[Goal of the exercise]: All lines in the data bearing the string "from" should be identified and copied.

[Records supplied]:

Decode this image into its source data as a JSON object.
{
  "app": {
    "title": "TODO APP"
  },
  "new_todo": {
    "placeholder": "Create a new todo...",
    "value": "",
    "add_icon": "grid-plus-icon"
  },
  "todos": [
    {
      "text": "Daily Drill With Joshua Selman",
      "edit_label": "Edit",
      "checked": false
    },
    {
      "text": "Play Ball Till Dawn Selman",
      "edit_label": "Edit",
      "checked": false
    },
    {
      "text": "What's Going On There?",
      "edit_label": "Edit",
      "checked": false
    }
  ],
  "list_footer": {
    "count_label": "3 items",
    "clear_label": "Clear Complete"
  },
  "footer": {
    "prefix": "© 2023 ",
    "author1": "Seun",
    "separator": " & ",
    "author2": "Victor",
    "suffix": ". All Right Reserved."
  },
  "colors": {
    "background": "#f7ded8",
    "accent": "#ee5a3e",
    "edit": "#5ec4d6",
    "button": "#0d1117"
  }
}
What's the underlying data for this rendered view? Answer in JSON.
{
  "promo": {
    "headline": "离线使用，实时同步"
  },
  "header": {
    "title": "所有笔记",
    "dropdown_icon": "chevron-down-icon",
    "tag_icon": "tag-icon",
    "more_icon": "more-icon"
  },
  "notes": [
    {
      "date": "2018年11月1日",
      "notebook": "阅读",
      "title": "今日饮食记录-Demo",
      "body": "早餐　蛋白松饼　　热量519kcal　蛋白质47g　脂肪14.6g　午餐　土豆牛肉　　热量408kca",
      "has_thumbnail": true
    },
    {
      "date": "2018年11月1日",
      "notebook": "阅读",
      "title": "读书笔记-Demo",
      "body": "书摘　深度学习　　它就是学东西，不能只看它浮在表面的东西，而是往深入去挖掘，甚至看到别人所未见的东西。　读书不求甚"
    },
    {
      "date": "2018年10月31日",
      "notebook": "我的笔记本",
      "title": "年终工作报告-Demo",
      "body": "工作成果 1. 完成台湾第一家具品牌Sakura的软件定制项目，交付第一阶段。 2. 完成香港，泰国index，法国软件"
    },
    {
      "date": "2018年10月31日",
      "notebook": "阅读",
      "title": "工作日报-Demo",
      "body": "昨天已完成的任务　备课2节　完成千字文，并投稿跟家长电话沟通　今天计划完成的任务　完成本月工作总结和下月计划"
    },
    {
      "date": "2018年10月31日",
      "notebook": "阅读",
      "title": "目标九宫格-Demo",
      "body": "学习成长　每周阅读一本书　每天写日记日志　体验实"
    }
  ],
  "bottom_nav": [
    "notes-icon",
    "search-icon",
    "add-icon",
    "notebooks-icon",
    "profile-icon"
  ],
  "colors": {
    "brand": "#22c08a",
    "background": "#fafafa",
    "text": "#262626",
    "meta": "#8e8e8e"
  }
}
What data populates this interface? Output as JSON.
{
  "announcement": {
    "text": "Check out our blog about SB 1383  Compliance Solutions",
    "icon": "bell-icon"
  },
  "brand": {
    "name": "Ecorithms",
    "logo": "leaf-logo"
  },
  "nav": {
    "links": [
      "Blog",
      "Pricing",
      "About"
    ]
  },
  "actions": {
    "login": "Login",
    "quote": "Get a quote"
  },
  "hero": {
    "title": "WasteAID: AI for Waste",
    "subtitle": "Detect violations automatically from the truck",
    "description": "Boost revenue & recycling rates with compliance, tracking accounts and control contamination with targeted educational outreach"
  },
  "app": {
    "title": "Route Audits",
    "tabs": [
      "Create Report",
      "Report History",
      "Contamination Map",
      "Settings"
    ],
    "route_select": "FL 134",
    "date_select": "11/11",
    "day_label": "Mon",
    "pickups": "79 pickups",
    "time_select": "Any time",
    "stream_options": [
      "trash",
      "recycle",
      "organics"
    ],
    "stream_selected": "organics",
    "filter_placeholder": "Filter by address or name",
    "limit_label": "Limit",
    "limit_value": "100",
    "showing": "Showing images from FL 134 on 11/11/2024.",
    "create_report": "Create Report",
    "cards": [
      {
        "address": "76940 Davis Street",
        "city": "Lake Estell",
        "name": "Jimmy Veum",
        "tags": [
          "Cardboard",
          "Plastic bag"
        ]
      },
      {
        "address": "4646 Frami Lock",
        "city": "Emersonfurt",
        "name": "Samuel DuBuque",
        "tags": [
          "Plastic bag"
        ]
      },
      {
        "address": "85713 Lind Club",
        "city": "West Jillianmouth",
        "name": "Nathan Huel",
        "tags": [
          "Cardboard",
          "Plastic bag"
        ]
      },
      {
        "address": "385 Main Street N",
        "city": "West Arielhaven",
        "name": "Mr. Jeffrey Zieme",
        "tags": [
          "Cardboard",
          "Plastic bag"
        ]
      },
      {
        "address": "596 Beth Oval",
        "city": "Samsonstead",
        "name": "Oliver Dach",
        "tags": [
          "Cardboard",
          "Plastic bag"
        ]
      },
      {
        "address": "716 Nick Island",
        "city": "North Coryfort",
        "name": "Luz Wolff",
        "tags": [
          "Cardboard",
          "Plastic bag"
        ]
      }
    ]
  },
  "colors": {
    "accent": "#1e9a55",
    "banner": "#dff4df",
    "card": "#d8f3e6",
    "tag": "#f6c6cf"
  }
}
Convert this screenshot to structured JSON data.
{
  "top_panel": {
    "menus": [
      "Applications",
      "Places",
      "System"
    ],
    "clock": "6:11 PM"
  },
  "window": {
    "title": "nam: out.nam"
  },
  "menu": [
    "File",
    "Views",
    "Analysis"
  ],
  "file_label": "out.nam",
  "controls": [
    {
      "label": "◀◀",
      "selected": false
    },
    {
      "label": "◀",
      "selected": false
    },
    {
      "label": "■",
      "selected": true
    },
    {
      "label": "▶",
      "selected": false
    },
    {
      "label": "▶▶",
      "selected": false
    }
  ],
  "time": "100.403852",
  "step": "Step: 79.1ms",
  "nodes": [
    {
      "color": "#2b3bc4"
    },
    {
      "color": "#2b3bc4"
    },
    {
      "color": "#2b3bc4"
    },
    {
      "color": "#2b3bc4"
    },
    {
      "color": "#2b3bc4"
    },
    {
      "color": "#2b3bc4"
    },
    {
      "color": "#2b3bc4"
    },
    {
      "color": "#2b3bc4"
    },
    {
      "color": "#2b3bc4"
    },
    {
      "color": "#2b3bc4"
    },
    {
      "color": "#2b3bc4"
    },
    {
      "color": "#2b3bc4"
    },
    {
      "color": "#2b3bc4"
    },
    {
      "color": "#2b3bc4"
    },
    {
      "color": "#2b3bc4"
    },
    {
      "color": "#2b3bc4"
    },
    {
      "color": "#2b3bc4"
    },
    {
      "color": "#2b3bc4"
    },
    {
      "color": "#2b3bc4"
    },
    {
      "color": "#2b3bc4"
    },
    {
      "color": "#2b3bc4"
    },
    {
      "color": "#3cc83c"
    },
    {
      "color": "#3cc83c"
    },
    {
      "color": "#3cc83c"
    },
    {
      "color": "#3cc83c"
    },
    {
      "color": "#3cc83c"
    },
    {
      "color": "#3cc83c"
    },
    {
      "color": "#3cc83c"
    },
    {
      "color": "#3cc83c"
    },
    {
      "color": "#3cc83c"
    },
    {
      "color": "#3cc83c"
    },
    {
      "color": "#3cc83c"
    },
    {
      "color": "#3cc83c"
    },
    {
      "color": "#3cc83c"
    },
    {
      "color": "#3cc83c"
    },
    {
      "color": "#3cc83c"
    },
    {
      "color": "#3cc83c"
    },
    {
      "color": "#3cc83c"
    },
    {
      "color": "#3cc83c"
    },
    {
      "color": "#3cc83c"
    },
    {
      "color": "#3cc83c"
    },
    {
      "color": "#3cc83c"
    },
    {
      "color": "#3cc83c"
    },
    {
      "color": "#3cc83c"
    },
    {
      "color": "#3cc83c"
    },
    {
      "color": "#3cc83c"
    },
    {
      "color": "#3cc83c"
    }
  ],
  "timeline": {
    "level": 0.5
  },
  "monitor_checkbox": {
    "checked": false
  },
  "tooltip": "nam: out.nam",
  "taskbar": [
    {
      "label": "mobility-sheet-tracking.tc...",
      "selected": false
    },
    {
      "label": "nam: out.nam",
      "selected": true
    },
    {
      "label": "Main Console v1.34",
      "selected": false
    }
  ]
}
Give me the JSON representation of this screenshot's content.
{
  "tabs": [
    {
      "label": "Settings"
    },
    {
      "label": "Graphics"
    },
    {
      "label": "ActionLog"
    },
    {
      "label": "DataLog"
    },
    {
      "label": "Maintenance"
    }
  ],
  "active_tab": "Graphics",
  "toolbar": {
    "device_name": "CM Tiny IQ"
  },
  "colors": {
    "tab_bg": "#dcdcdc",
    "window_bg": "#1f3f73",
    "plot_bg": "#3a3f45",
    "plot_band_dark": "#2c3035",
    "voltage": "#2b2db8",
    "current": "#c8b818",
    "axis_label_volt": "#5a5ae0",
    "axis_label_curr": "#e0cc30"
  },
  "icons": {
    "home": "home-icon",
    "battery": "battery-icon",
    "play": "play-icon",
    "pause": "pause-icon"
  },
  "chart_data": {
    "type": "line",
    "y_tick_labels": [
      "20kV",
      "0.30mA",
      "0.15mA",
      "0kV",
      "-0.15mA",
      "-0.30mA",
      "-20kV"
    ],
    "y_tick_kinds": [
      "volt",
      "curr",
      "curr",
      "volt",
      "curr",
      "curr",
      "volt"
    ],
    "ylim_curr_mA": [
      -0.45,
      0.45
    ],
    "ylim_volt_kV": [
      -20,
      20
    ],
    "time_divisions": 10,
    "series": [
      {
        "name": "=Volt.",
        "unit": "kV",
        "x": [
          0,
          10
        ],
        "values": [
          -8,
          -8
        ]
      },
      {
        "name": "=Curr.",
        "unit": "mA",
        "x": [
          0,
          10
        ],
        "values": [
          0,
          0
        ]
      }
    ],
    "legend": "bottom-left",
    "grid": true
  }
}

[Complete response]:
    "subtitle": "Detect violations automatically from the truck",
    "showing": "Showing images from FL 134 on 11/11/2024.",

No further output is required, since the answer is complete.